» **Job**:
Make a verbatim copy of the entries below; pictures stay out.

» **Recorded data**:
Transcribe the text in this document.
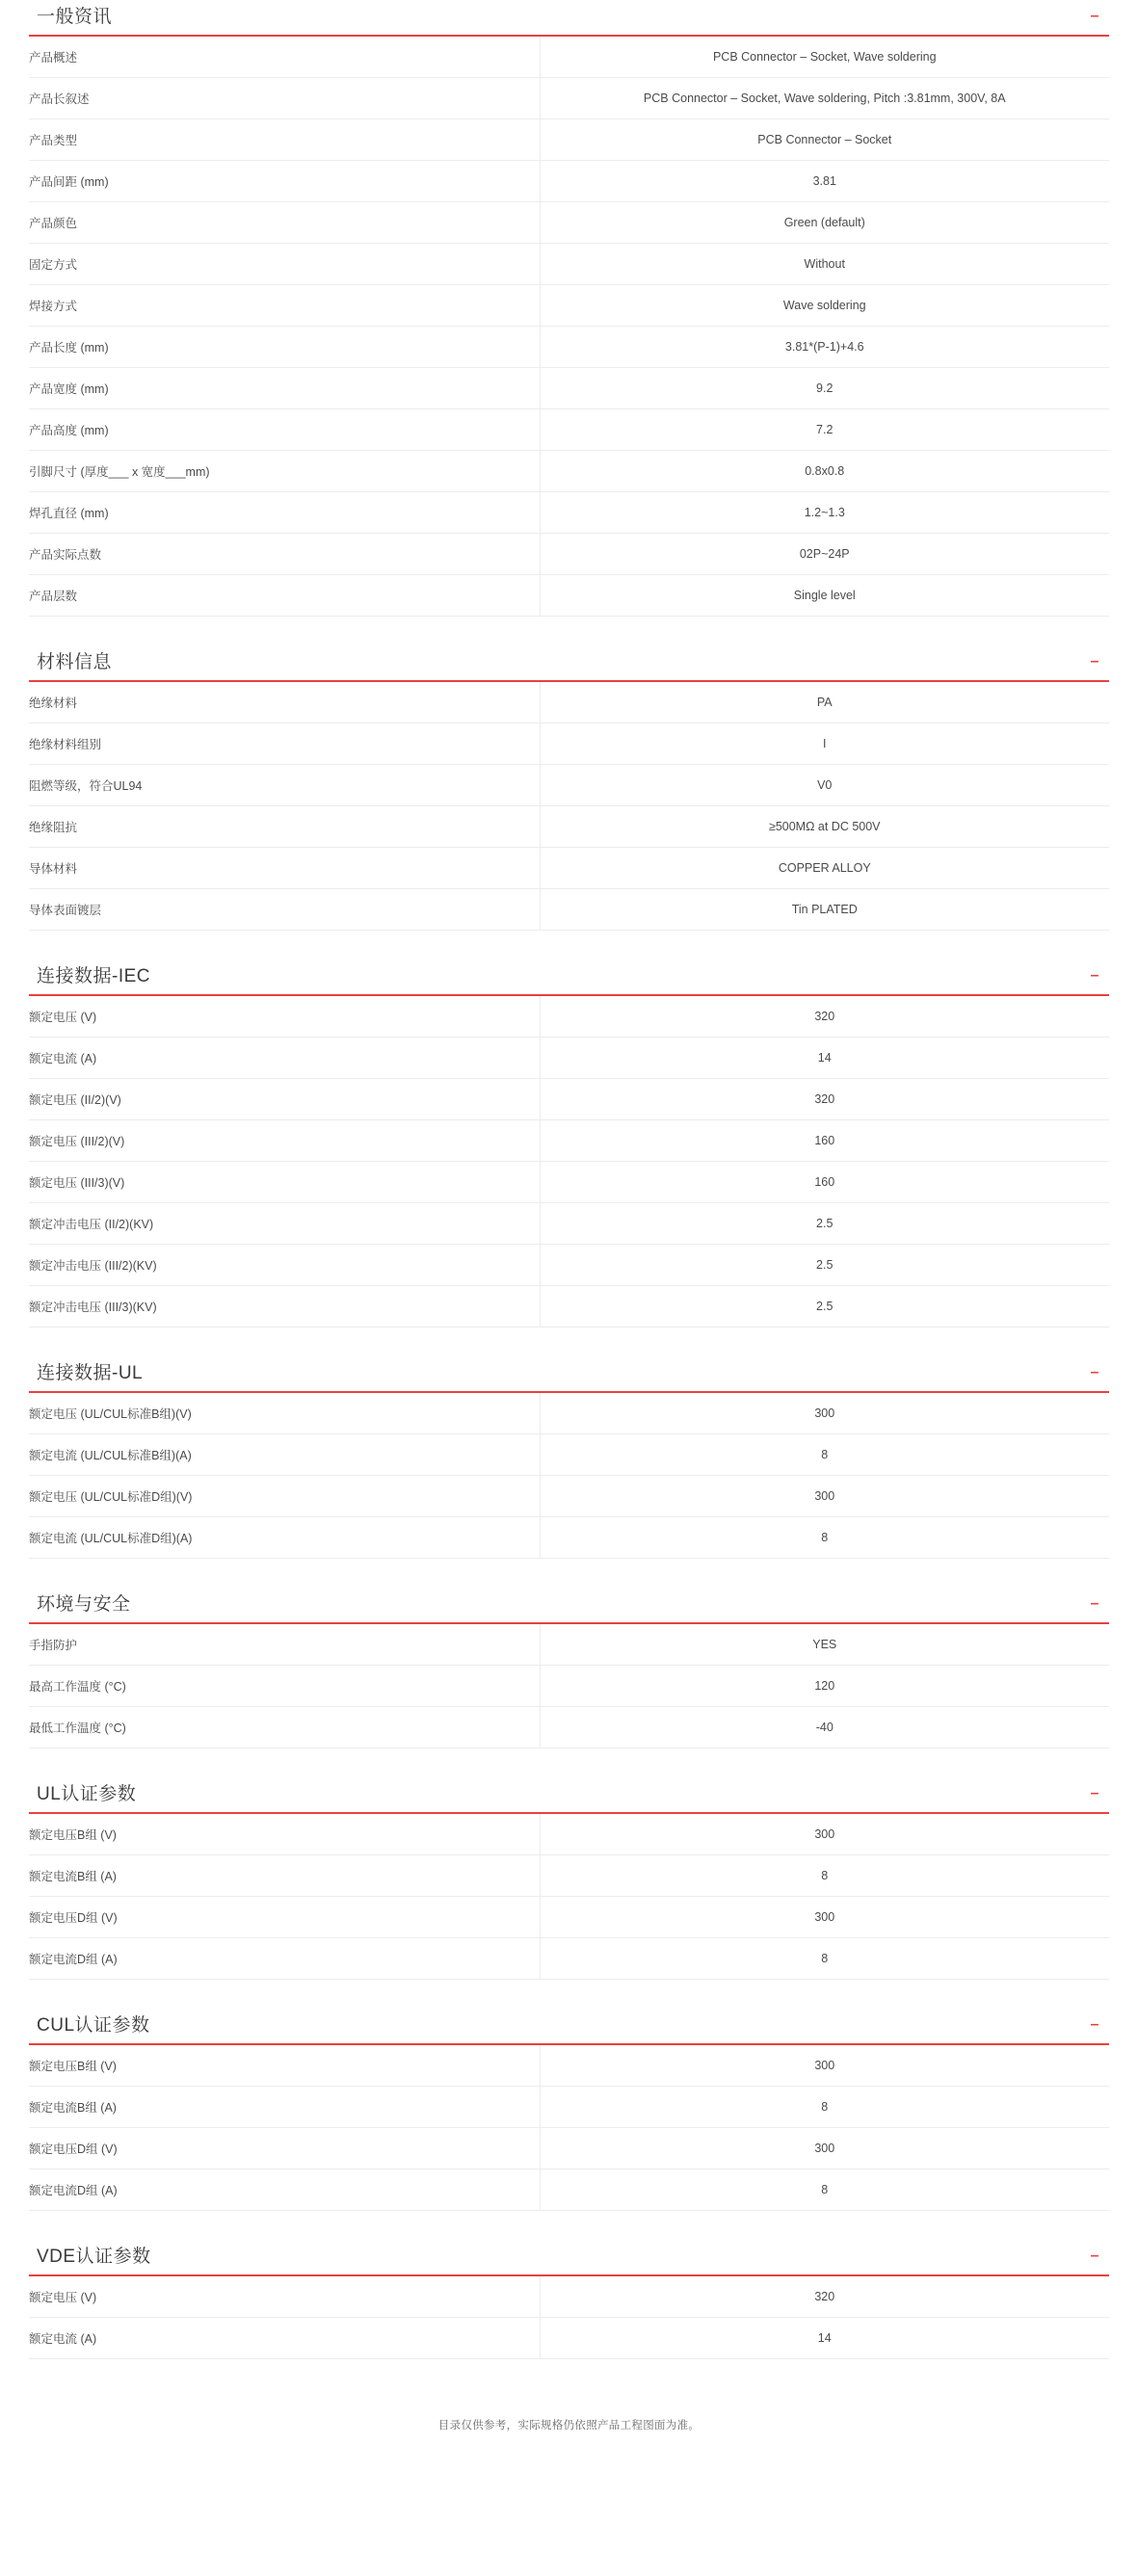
一般资讯	–
产品概述	PCB Connector – Socket, Wave soldering
产品长叙述	PCB Connector – Socket, Wave soldering, Pitch :3.81mm, 300V, 8A
产品类型	PCB Connector – Socket
产品间距 (mm)	3.81
产品颜色	Green (default)
固定方式	Without
焊接方式	Wave soldering
产品长度 (mm)	3.81*(P-1)+4.6
产品宽度 (mm)	9.2
产品高度 (mm)	7.2
引脚尺寸 (厚度___ x 宽度___mm)	0.8x0.8
焊孔直径 (mm)	1.2~1.3
产品实际点数	02P~24P
产品层数	Single level
材料信息	–
绝缘材料	PA
绝缘材料组别	I
阻燃等级，符合UL94	V0
绝缘阻抗	≥500MΩ at DC 500V
导体材料	COPPER ALLOY
导体表面镀层	Tin PLATED
连接数据-IEC	–
额定电压 (V)	320
额定电流 (A)	14
额定电压 (II/2)(V)	320
额定电压 (III/2)(V)	160
额定电压 (III/3)(V)	160
额定冲击电压 (II/2)(KV)	2.5
额定冲击电压 (III/2)(KV)	2.5
额定冲击电压 (III/3)(KV)	2.5
连接数据-UL	–
额定电压 (UL/CUL标准B组)(V)	300
额定电流 (UL/CUL标准B组)(A)	8
额定电压 (UL/CUL标准D组)(V)	300
额定电流 (UL/CUL标准D组)(A)	8
环境与安全	–
手指防护	YES
最高工作温度 (°C)	120
最低工作温度 (°C)	-40
UL认证参数	–
额定电压B组 (V)	300
额定电流B组 (A)	8
额定电压D组 (V)	300
额定电流D组 (A)	8
CUL认证参数	–
额定电压B组 (V)	300
额定电流B组 (A)	8
额定电压D组 (V)	300
额定电流D组 (A)	8
VDE认证参数	–
额定电压 (V)	320
额定电流 (A)	14
目录仅供参考，实际规格仍依照产品工程图面为准。
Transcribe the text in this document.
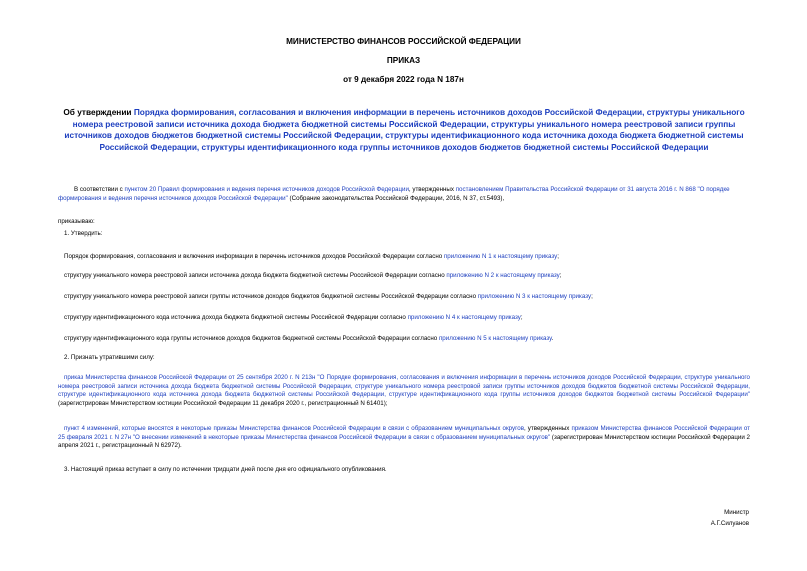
МИНИСТЕРСТВО ФИНАНСОВ РОССИЙСКОЙ ФЕДЕРАЦИИ
ПРИКАЗ
от 9 декабря 2022 года N 187н
Об утверждении Порядка формирования, согласования и включения информации в перечень источников доходов Российской Федерации, структуры уникального номера реестровой записи источника дохода бюджета бюджетной системы Российской Федерации, структуры уникального номера реестровой записи группы источников доходов бюджетов бюджетной системы Российской Федерации, структуры идентификационного кода источника дохода бюджета бюджетной системы Российской Федерации, структуры идентификационного кода группы источников доходов бюджетов бюджетной системы Российской Федерации
В соответствии с пунктом 20 Правил формирования и ведения перечня источников доходов Российской Федерации, утвержденных постановлением Правительства Российской Федерации от 31 августа 2016 г. N 868 "О порядке формирования и ведения перечня источников доходов Российской Федерации" (Собрание законодательства Российской Федерации, 2016, N 37, ст.5493),
приказываю:
1. Утвердить:
Порядок формирования, согласования и включения информации в перечень источников доходов Российской Федерации согласно приложению N 1 к настоящему приказу;
структуру уникального номера реестровой записи источника дохода бюджета бюджетной системы Российской Федерации согласно приложению N 2 к настоящему приказу;
структуру уникального номера реестровой записи группы источников доходов бюджетов бюджетной системы Российской Федерации согласно приложению N 3 к настоящему приказу;
структуру идентификационного кода источника дохода бюджета бюджетной системы Российской Федерации согласно приложению N 4 к настоящему приказу;
структуру идентификационного кода группы источников доходов бюджетов бюджетной системы Российской Федерации согласно приложению N 5 к настоящему приказу.
2. Признать утратившими силу:
приказ Министерства финансов Российской Федерации от 25 сентября 2020 г. N 213н "О Порядке формирования, согласования и включения информации в перечень источников доходов Российской Федерации, структуре уникального номера реестровой записи источника дохода бюджета бюджетной системы Российской Федерации, структуре уникального номера реестровой записи группы источников доходов бюджетов бюджетной системы Российской Федерации, структуре идентификационного кода источника дохода бюджета бюджетной системы Российской Федерации, структуре идентификационного кода группы источников доходов бюджетов бюджетной системы Российской Федерации" (зарегистрирован Министерством юстиции Российской Федерации 11 декабря 2020 г., регистрационный N 61401);
пункт 4 изменений, которые вносятся в некоторые приказы Министерства финансов Российской Федерации в связи с образованием муниципальных округов, утвержденных приказом Министерства финансов Российской Федерации от 25 февраля 2021 г. N 27н "О внесении изменений в некоторые приказы Министерства финансов Российской Федерации в связи с образованием муниципальных округов" (зарегистрирован Министерством юстиции Российской Федерации 2 апреля 2021 г., регистрационный N 62972).
3. Настоящий приказ вступает в силу по истечении тридцати дней после дня его официального опубликования.
Министр
А.Г.Силуанов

» **Final answer**:
Transcribe the text in this document.
一般资讯	–
产品概述	PCB Connector – Socket, Wave soldering
产品长叙述	PCB Connector – Socket, Wave soldering, Pitch :3.81mm, 300V, 8A
产品类型	PCB Connector – Socket
产品间距 (mm)	3.81
产品颜色	Green (default)
固定方式	Without
焊接方式	Wave soldering
产品长度 (mm)	3.81*(P-1)+4.6
产品宽度 (mm)	9.2
产品高度 (mm)	7.2
引脚尺寸 (厚度___ x 宽度___mm)	0.8x0.8
焊孔直径 (mm)	1.2~1.3
产品实际点数	02P~24P
产品层数	Single level
材料信息	–
绝缘材料	PA
绝缘材料组别	I
阻燃等级，符合UL94	V0
绝缘阻抗	≥500MΩ at DC 500V
导体材料	COPPER ALLOY
导体表面镀层	Tin PLATED
连接数据-IEC	–
额定电压 (V)	320
额定电流 (A)	14
额定电压 (II/2)(V)	320
额定电压 (III/2)(V)	160
额定电压 (III/3)(V)	160
额定冲击电压 (II/2)(KV)	2.5
额定冲击电压 (III/2)(KV)	2.5
额定冲击电压 (III/3)(KV)	2.5
连接数据-UL	–
额定电压 (UL/CUL标准B组)(V)	300
额定电流 (UL/CUL标准B组)(A)	8
额定电压 (UL/CUL标准D组)(V)	300
额定电流 (UL/CUL标准D组)(A)	8
环境与安全	–
手指防护	YES
最高工作温度 (°C)	120
最低工作温度 (°C)	-40
UL认证参数	–
额定电压B组 (V)	300
额定电流B组 (A)	8
额定电压D组 (V)	300
额定电流D组 (A)	8
CUL认证参数	–
额定电压B组 (V)	300
额定电流B组 (A)	8
额定电压D组 (V)	300
额定电流D组 (A)	8
VDE认证参数	–
额定电压 (V)	320
额定电流 (A)	14
目录仅供参考，实际规格仍依照产品工程图面为准。
Transcribe the text in this document.
МИНИСТЕРСТВО ФИНАНСОВ РОССИЙСКОЙ ФЕДЕРАЦИИ
ПРИКАЗ
от 9 декабря 2022 года N 187н
Об утверждении Порядка формирования, согласования и включения информации в перечень источников доходов Российской Федерации, структуры уникального номера реестровой записи источника дохода бюджета бюджетной системы Российской Федерации, структуры уникального номера реестровой записи группы источников доходов бюджетов бюджетной системы Российской Федерации, структуры идентификационного кода источника дохода бюджета бюджетной системы Российской Федерации, структуры идентификационного кода группы источников доходов бюджетов бюджетной системы Российской Федерации
В соответствии с пунктом 20 Правил формирования и ведения перечня источников доходов Российской Федерации, утвержденных постановлением Правительства Российской Федерации от 31 августа 2016 г. N 868 "О порядке формирования и ведения перечня источников доходов Российской Федерации" (Собрание законодательства Российской Федерации, 2016, N 37, ст.5493),
приказываю:
1. Утвердить:
Порядок формирования, согласования и включения информации в перечень источников доходов Российской Федерации согласно приложению N 1 к настоящему приказу;
структуру уникального номера реестровой записи источника дохода бюджета бюджетной системы Российской Федерации согласно приложению N 2 к настоящему приказу;
структуру уникального номера реестровой записи группы источников доходов бюджетов бюджетной системы Российской Федерации согласно приложению N 3 к настоящему приказу;
структуру идентификационного кода источника дохода бюджета бюджетной системы Российской Федерации согласно приложению N 4 к настоящему приказу;
структуру идентификационного кода группы источников доходов бюджетов бюджетной системы Российской Федерации согласно приложению N 5 к настоящему приказу.
2. Признать утратившими силу:
приказ Министерства финансов Российской Федерации от 25 сентября 2020 г. N 213н "О Порядке формирования, согласования и включения информации в перечень источников доходов Российской Федерации, структуре уникального номера реестровой записи источника дохода бюджета бюджетной системы Российской Федерации, структуре уникального номера реестровой записи группы источников доходов бюджетов бюджетной системы Российской Федерации, структуре идентификационного кода источника дохода бюджета бюджетной системы Российской Федерации, структуре идентификационного кода группы источников доходов бюджетов бюджетной системы Российской Федерации" (зарегистрирован Министерством юстиции Российской Федерации 11 декабря 2020 г., регистрационный N 61401);
пункт 4 изменений, которые вносятся в некоторые приказы Министерства финансов Российской Федерации в связи с образованием муниципальных округов, утвержденных приказом Министерства финансов Российской Федерации от 25 февраля 2021 г. N 27н "О внесении изменений в некоторые приказы Министерства финансов Российской Федерации в связи с образованием муниципальных округов" (зарегистрирован Министерством юстиции Российской Федерации 2 апреля 2021 г., регистрационный N 62972).
3. Настоящий приказ вступает в силу по истечении тридцати дней после дня его официального опубликования.
Министр
А.Г.Силуанов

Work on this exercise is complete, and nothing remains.